Start

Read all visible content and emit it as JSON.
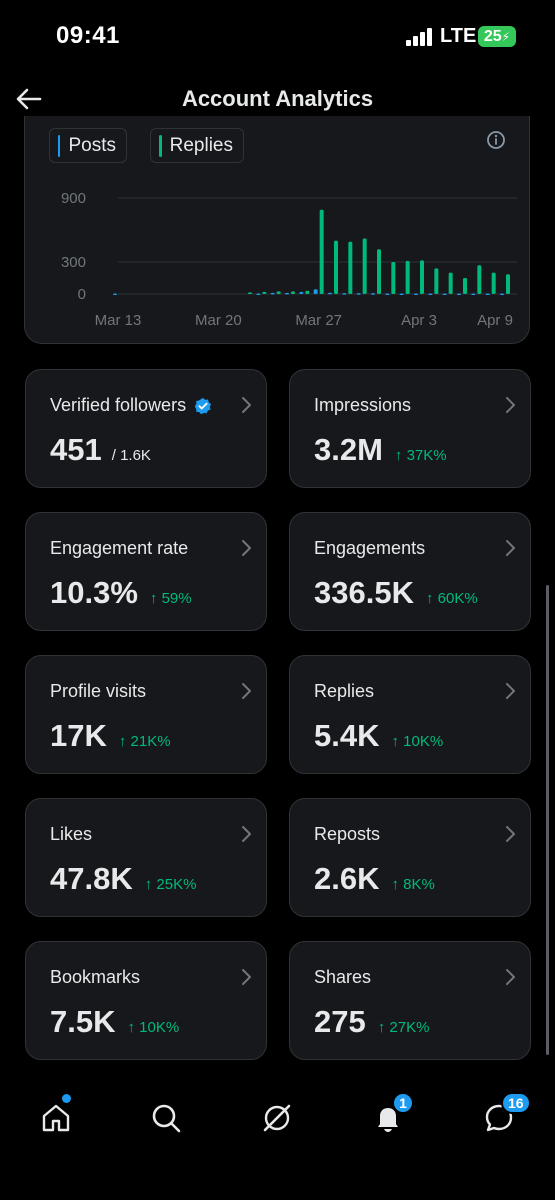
{
  "status_bar": {
    "time": "09:41",
    "network": "LTE",
    "battery": "25"
  },
  "header": {
    "title": "Account Analytics",
    "back_icon": "arrow-left-icon"
  },
  "chart_data": {
    "type": "bar",
    "title": "",
    "legend": [
      "Posts",
      "Replies"
    ],
    "legend_placement": "top-left",
    "x_ticks": [
      "Mar 13",
      "Mar 20",
      "Mar 27",
      "Apr 3",
      "Apr 9"
    ],
    "y_ticks": [
      "900",
      "300",
      "0"
    ],
    "ylim": [
      0,
      900
    ],
    "grid": true,
    "colors": {
      "Posts": "#1d9bf0",
      "Replies": "#00ba7c"
    },
    "categories": [
      "Mar 13",
      "Mar 14",
      "Mar 15",
      "Mar 16",
      "Mar 17",
      "Mar 18",
      "Mar 19",
      "Mar 20",
      "Mar 21",
      "Mar 22",
      "Mar 23",
      "Mar 24",
      "Mar 25",
      "Mar 26",
      "Mar 27",
      "Mar 28",
      "Mar 29",
      "Mar 30",
      "Mar 31",
      "Apr 1",
      "Apr 2",
      "Apr 3",
      "Apr 4",
      "Apr 5",
      "Apr 6",
      "Apr 7",
      "Apr 8",
      "Apr 9"
    ],
    "series": [
      {
        "name": "Posts",
        "values": [
          5,
          0,
          0,
          0,
          0,
          0,
          0,
          0,
          0,
          0,
          5,
          10,
          10,
          20,
          45,
          12,
          8,
          8,
          8,
          5,
          5,
          5,
          5,
          5,
          5,
          5,
          5,
          5
        ]
      },
      {
        "name": "Replies",
        "values": [
          0,
          0,
          0,
          0,
          0,
          0,
          0,
          0,
          0,
          15,
          20,
          25,
          25,
          30,
          790,
          500,
          490,
          520,
          420,
          300,
          310,
          315,
          240,
          200,
          150,
          270,
          200,
          185
        ]
      }
    ]
  },
  "metrics": [
    {
      "label": "Verified followers",
      "value": "451",
      "sub": "/ 1.6K",
      "delta": "",
      "verified_icon": "verified-badge-icon"
    },
    {
      "label": "Impressions",
      "value": "3.2M",
      "sub": "",
      "delta": "↑ 37K%"
    },
    {
      "label": "Engagement rate",
      "value": "10.3%",
      "sub": "",
      "delta": "↑ 59%"
    },
    {
      "label": "Engagements",
      "value": "336.5K",
      "sub": "",
      "delta": "↑ 60K%"
    },
    {
      "label": "Profile visits",
      "value": "17K",
      "sub": "",
      "delta": "↑ 21K%"
    },
    {
      "label": "Replies",
      "value": "5.4K",
      "sub": "",
      "delta": "↑ 10K%"
    },
    {
      "label": "Likes",
      "value": "47.8K",
      "sub": "",
      "delta": "↑ 25K%"
    },
    {
      "label": "Reposts",
      "value": "2.6K",
      "sub": "",
      "delta": "↑ 8K%"
    },
    {
      "label": "Bookmarks",
      "value": "7.5K",
      "sub": "",
      "delta": "↑ 10K%"
    },
    {
      "label": "Shares",
      "value": "275",
      "sub": "",
      "delta": "↑ 27K%"
    }
  ],
  "tab_bar": {
    "items": [
      {
        "icon": "home-icon",
        "badge": ""
      },
      {
        "icon": "search-icon",
        "badge": ""
      },
      {
        "icon": "grok-icon",
        "badge": ""
      },
      {
        "icon": "bell-icon",
        "badge": "1"
      },
      {
        "icon": "messages-icon",
        "badge": "16"
      }
    ]
  },
  "accent_color": "#1d9bf0",
  "positive_color": "#00ba7c"
}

End

Repeat every record precisely. Any picture among them stays out of the copy.

Read all visible content and emit it as JSON.
{
  "status_bar": {
    "time": "09:41",
    "network": "LTE",
    "battery": "25"
  },
  "header": {
    "title": "Account Analytics",
    "back_icon": "arrow-left-icon"
  },
  "chart_data": {
    "type": "bar",
    "title": "",
    "legend": [
      "Posts",
      "Replies"
    ],
    "legend_placement": "top-left",
    "x_ticks": [
      "Mar 13",
      "Mar 20",
      "Mar 27",
      "Apr 3",
      "Apr 9"
    ],
    "y_ticks": [
      "900",
      "300",
      "0"
    ],
    "ylim": [
      0,
      900
    ],
    "grid": true,
    "colors": {
      "Posts": "#1d9bf0",
      "Replies": "#00ba7c"
    },
    "categories": [
      "Mar 13",
      "Mar 14",
      "Mar 15",
      "Mar 16",
      "Mar 17",
      "Mar 18",
      "Mar 19",
      "Mar 20",
      "Mar 21",
      "Mar 22",
      "Mar 23",
      "Mar 24",
      "Mar 25",
      "Mar 26",
      "Mar 27",
      "Mar 28",
      "Mar 29",
      "Mar 30",
      "Mar 31",
      "Apr 1",
      "Apr 2",
      "Apr 3",
      "Apr 4",
      "Apr 5",
      "Apr 6",
      "Apr 7",
      "Apr 8",
      "Apr 9"
    ],
    "series": [
      {
        "name": "Posts",
        "values": [
          5,
          0,
          0,
          0,
          0,
          0,
          0,
          0,
          0,
          0,
          5,
          10,
          10,
          20,
          45,
          12,
          8,
          8,
          8,
          5,
          5,
          5,
          5,
          5,
          5,
          5,
          5,
          5
        ]
      },
      {
        "name": "Replies",
        "values": [
          0,
          0,
          0,
          0,
          0,
          0,
          0,
          0,
          0,
          15,
          20,
          25,
          25,
          30,
          790,
          500,
          490,
          520,
          420,
          300,
          310,
          315,
          240,
          200,
          150,
          270,
          200,
          185
        ]
      }
    ]
  },
  "metrics": [
    {
      "label": "Verified followers",
      "value": "451",
      "sub": "/ 1.6K",
      "delta": "",
      "verified_icon": "verified-badge-icon"
    },
    {
      "label": "Impressions",
      "value": "3.2M",
      "sub": "",
      "delta": "↑ 37K%"
    },
    {
      "label": "Engagement rate",
      "value": "10.3%",
      "sub": "",
      "delta": "↑ 59%"
    },
    {
      "label": "Engagements",
      "value": "336.5K",
      "sub": "",
      "delta": "↑ 60K%"
    },
    {
      "label": "Profile visits",
      "value": "17K",
      "sub": "",
      "delta": "↑ 21K%"
    },
    {
      "label": "Replies",
      "value": "5.4K",
      "sub": "",
      "delta": "↑ 10K%"
    },
    {
      "label": "Likes",
      "value": "47.8K",
      "sub": "",
      "delta": "↑ 25K%"
    },
    {
      "label": "Reposts",
      "value": "2.6K",
      "sub": "",
      "delta": "↑ 8K%"
    },
    {
      "label": "Bookmarks",
      "value": "7.5K",
      "sub": "",
      "delta": "↑ 10K%"
    },
    {
      "label": "Shares",
      "value": "275",
      "sub": "",
      "delta": "↑ 27K%"
    }
  ],
  "tab_bar": {
    "items": [
      {
        "icon": "home-icon",
        "badge": ""
      },
      {
        "icon": "search-icon",
        "badge": ""
      },
      {
        "icon": "grok-icon",
        "badge": ""
      },
      {
        "icon": "bell-icon",
        "badge": "1"
      },
      {
        "icon": "messages-icon",
        "badge": "16"
      }
    ]
  },
  "accent_color": "#1d9bf0",
  "positive_color": "#00ba7c"
}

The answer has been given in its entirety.